DESCRIPTION OF THE TASK
From the records below, extract all the text exactly and leave the images behind.

━━━━━━━━━━

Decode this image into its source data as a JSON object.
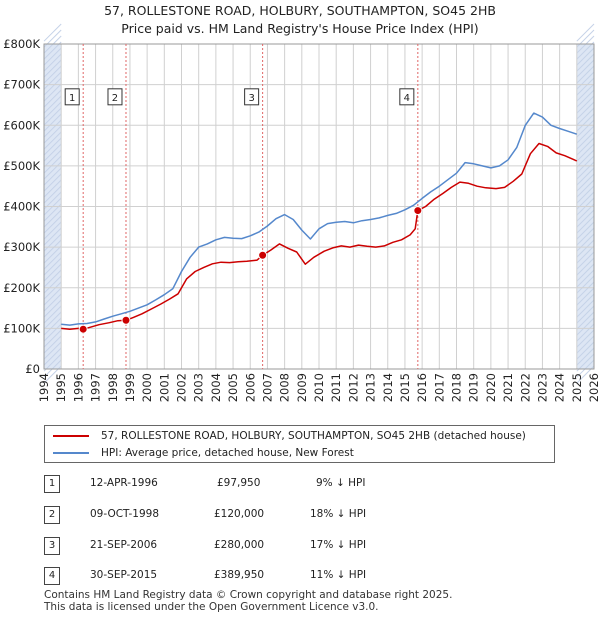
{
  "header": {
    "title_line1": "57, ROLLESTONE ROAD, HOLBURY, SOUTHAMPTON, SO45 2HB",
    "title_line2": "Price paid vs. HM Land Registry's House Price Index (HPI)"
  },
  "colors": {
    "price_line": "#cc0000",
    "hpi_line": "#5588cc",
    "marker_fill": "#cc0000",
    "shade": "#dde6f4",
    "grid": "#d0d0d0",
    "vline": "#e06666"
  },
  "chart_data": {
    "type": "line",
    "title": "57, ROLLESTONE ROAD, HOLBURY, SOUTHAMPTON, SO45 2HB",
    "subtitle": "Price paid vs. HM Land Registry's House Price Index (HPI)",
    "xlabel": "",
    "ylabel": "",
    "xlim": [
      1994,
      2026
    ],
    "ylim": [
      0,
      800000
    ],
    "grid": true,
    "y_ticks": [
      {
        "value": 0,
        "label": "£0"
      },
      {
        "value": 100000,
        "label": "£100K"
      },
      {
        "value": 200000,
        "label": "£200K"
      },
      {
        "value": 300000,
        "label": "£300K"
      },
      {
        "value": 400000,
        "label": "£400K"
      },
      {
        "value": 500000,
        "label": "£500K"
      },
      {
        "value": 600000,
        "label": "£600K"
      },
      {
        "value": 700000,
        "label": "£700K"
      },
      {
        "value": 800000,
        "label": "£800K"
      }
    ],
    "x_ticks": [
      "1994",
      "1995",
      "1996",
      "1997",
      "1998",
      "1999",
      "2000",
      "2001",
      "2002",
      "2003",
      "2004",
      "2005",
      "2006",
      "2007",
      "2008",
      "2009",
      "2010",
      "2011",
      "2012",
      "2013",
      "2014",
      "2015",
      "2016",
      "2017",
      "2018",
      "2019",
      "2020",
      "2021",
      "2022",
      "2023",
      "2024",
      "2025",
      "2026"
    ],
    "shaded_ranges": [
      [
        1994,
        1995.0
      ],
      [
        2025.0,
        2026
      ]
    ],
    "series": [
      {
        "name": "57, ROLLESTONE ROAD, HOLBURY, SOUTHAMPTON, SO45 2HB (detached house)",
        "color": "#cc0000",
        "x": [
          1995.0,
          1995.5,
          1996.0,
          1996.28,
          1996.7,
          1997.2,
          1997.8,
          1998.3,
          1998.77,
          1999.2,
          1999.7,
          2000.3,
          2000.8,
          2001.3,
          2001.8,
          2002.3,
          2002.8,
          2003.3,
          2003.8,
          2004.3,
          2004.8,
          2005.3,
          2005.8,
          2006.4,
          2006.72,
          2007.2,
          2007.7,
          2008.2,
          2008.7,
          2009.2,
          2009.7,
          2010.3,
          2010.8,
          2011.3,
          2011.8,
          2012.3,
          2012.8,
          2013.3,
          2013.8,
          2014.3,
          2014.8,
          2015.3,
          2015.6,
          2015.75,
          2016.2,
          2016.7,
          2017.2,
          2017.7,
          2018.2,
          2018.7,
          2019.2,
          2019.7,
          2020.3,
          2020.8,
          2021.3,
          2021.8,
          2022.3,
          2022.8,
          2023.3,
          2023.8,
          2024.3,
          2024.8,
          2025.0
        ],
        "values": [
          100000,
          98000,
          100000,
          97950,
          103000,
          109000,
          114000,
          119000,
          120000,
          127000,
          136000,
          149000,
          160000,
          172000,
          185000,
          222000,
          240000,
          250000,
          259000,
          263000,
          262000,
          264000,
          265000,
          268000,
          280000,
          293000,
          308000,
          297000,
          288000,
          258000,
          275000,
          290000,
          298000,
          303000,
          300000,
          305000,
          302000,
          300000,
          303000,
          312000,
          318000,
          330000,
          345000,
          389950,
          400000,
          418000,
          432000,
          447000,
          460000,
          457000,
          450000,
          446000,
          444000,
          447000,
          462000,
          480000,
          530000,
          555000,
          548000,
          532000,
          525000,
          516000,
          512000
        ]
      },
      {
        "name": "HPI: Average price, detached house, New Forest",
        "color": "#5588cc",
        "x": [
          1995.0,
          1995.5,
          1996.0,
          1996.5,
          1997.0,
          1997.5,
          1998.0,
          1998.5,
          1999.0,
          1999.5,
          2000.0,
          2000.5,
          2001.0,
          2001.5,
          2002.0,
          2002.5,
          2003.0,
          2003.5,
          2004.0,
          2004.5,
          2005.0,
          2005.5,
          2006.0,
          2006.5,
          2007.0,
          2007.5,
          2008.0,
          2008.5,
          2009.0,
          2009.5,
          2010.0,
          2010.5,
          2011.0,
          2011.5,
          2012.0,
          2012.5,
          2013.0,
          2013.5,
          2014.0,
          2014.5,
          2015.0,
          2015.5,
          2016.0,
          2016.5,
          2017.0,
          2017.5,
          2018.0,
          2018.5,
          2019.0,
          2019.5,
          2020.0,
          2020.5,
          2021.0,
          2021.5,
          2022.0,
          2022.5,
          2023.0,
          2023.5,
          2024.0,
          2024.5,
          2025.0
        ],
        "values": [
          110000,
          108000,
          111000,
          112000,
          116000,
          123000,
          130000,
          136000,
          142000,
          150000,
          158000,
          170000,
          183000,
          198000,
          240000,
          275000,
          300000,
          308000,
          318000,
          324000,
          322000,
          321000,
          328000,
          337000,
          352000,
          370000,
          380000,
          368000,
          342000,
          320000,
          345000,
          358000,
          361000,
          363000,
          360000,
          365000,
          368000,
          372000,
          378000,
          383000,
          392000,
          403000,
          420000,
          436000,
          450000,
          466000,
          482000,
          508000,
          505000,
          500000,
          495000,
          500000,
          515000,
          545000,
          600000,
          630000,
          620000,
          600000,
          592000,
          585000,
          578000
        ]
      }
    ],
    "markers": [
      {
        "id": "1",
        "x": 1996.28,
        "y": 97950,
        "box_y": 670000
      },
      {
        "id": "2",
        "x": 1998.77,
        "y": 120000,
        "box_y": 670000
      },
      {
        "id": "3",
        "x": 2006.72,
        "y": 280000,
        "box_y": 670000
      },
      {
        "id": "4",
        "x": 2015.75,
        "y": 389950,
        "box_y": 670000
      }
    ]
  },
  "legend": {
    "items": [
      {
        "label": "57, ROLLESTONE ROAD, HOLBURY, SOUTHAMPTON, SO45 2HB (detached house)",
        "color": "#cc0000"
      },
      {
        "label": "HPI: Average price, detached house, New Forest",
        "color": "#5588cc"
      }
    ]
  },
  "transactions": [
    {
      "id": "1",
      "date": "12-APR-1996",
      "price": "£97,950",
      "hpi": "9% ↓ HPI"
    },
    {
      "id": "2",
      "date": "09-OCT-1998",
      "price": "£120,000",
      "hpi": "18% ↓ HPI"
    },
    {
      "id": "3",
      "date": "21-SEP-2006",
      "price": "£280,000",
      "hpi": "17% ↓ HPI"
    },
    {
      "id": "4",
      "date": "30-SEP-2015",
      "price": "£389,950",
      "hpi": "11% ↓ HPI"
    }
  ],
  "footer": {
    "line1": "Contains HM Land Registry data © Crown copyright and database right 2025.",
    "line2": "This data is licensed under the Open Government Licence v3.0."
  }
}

━━━━━━━━━━

THE SOLUTION
Decode this image into its source data as a JSON object.
{
  "header": {
    "title_line1": "57, ROLLESTONE ROAD, HOLBURY, SOUTHAMPTON, SO45 2HB",
    "title_line2": "Price paid vs. HM Land Registry's House Price Index (HPI)"
  },
  "colors": {
    "price_line": "#cc0000",
    "hpi_line": "#5588cc",
    "marker_fill": "#cc0000",
    "shade": "#dde6f4",
    "grid": "#d0d0d0",
    "vline": "#e06666"
  },
  "chart_data": {
    "type": "line",
    "title": "57, ROLLESTONE ROAD, HOLBURY, SOUTHAMPTON, SO45 2HB",
    "subtitle": "Price paid vs. HM Land Registry's House Price Index (HPI)",
    "xlabel": "",
    "ylabel": "",
    "xlim": [
      1994,
      2026
    ],
    "ylim": [
      0,
      800000
    ],
    "grid": true,
    "y_ticks": [
      {
        "value": 0,
        "label": "£0"
      },
      {
        "value": 100000,
        "label": "£100K"
      },
      {
        "value": 200000,
        "label": "£200K"
      },
      {
        "value": 300000,
        "label": "£300K"
      },
      {
        "value": 400000,
        "label": "£400K"
      },
      {
        "value": 500000,
        "label": "£500K"
      },
      {
        "value": 600000,
        "label": "£600K"
      },
      {
        "value": 700000,
        "label": "£700K"
      },
      {
        "value": 800000,
        "label": "£800K"
      }
    ],
    "x_ticks": [
      "1994",
      "1995",
      "1996",
      "1997",
      "1998",
      "1999",
      "2000",
      "2001",
      "2002",
      "2003",
      "2004",
      "2005",
      "2006",
      "2007",
      "2008",
      "2009",
      "2010",
      "2011",
      "2012",
      "2013",
      "2014",
      "2015",
      "2016",
      "2017",
      "2018",
      "2019",
      "2020",
      "2021",
      "2022",
      "2023",
      "2024",
      "2025",
      "2026"
    ],
    "shaded_ranges": [
      [
        1994,
        1995.0
      ],
      [
        2025.0,
        2026
      ]
    ],
    "series": [
      {
        "name": "57, ROLLESTONE ROAD, HOLBURY, SOUTHAMPTON, SO45 2HB (detached house)",
        "color": "#cc0000",
        "x": [
          1995.0,
          1995.5,
          1996.0,
          1996.28,
          1996.7,
          1997.2,
          1997.8,
          1998.3,
          1998.77,
          1999.2,
          1999.7,
          2000.3,
          2000.8,
          2001.3,
          2001.8,
          2002.3,
          2002.8,
          2003.3,
          2003.8,
          2004.3,
          2004.8,
          2005.3,
          2005.8,
          2006.4,
          2006.72,
          2007.2,
          2007.7,
          2008.2,
          2008.7,
          2009.2,
          2009.7,
          2010.3,
          2010.8,
          2011.3,
          2011.8,
          2012.3,
          2012.8,
          2013.3,
          2013.8,
          2014.3,
          2014.8,
          2015.3,
          2015.6,
          2015.75,
          2016.2,
          2016.7,
          2017.2,
          2017.7,
          2018.2,
          2018.7,
          2019.2,
          2019.7,
          2020.3,
          2020.8,
          2021.3,
          2021.8,
          2022.3,
          2022.8,
          2023.3,
          2023.8,
          2024.3,
          2024.8,
          2025.0
        ],
        "values": [
          100000,
          98000,
          100000,
          97950,
          103000,
          109000,
          114000,
          119000,
          120000,
          127000,
          136000,
          149000,
          160000,
          172000,
          185000,
          222000,
          240000,
          250000,
          259000,
          263000,
          262000,
          264000,
          265000,
          268000,
          280000,
          293000,
          308000,
          297000,
          288000,
          258000,
          275000,
          290000,
          298000,
          303000,
          300000,
          305000,
          302000,
          300000,
          303000,
          312000,
          318000,
          330000,
          345000,
          389950,
          400000,
          418000,
          432000,
          447000,
          460000,
          457000,
          450000,
          446000,
          444000,
          447000,
          462000,
          480000,
          530000,
          555000,
          548000,
          532000,
          525000,
          516000,
          512000
        ]
      },
      {
        "name": "HPI: Average price, detached house, New Forest",
        "color": "#5588cc",
        "x": [
          1995.0,
          1995.5,
          1996.0,
          1996.5,
          1997.0,
          1997.5,
          1998.0,
          1998.5,
          1999.0,
          1999.5,
          2000.0,
          2000.5,
          2001.0,
          2001.5,
          2002.0,
          2002.5,
          2003.0,
          2003.5,
          2004.0,
          2004.5,
          2005.0,
          2005.5,
          2006.0,
          2006.5,
          2007.0,
          2007.5,
          2008.0,
          2008.5,
          2009.0,
          2009.5,
          2010.0,
          2010.5,
          2011.0,
          2011.5,
          2012.0,
          2012.5,
          2013.0,
          2013.5,
          2014.0,
          2014.5,
          2015.0,
          2015.5,
          2016.0,
          2016.5,
          2017.0,
          2017.5,
          2018.0,
          2018.5,
          2019.0,
          2019.5,
          2020.0,
          2020.5,
          2021.0,
          2021.5,
          2022.0,
          2022.5,
          2023.0,
          2023.5,
          2024.0,
          2024.5,
          2025.0
        ],
        "values": [
          110000,
          108000,
          111000,
          112000,
          116000,
          123000,
          130000,
          136000,
          142000,
          150000,
          158000,
          170000,
          183000,
          198000,
          240000,
          275000,
          300000,
          308000,
          318000,
          324000,
          322000,
          321000,
          328000,
          337000,
          352000,
          370000,
          380000,
          368000,
          342000,
          320000,
          345000,
          358000,
          361000,
          363000,
          360000,
          365000,
          368000,
          372000,
          378000,
          383000,
          392000,
          403000,
          420000,
          436000,
          450000,
          466000,
          482000,
          508000,
          505000,
          500000,
          495000,
          500000,
          515000,
          545000,
          600000,
          630000,
          620000,
          600000,
          592000,
          585000,
          578000
        ]
      }
    ],
    "markers": [
      {
        "id": "1",
        "x": 1996.28,
        "y": 97950,
        "box_y": 670000
      },
      {
        "id": "2",
        "x": 1998.77,
        "y": 120000,
        "box_y": 670000
      },
      {
        "id": "3",
        "x": 2006.72,
        "y": 280000,
        "box_y": 670000
      },
      {
        "id": "4",
        "x": 2015.75,
        "y": 389950,
        "box_y": 670000
      }
    ]
  },
  "legend": {
    "items": [
      {
        "label": "57, ROLLESTONE ROAD, HOLBURY, SOUTHAMPTON, SO45 2HB (detached house)",
        "color": "#cc0000"
      },
      {
        "label": "HPI: Average price, detached house, New Forest",
        "color": "#5588cc"
      }
    ]
  },
  "transactions": [
    {
      "id": "1",
      "date": "12-APR-1996",
      "price": "£97,950",
      "hpi": "9% ↓ HPI"
    },
    {
      "id": "2",
      "date": "09-OCT-1998",
      "price": "£120,000",
      "hpi": "18% ↓ HPI"
    },
    {
      "id": "3",
      "date": "21-SEP-2006",
      "price": "£280,000",
      "hpi": "17% ↓ HPI"
    },
    {
      "id": "4",
      "date": "30-SEP-2015",
      "price": "£389,950",
      "hpi": "11% ↓ HPI"
    }
  ],
  "footer": {
    "line1": "Contains HM Land Registry data © Crown copyright and database right 2025.",
    "line2": "This data is licensed under the Open Government Licence v3.0."
  }
}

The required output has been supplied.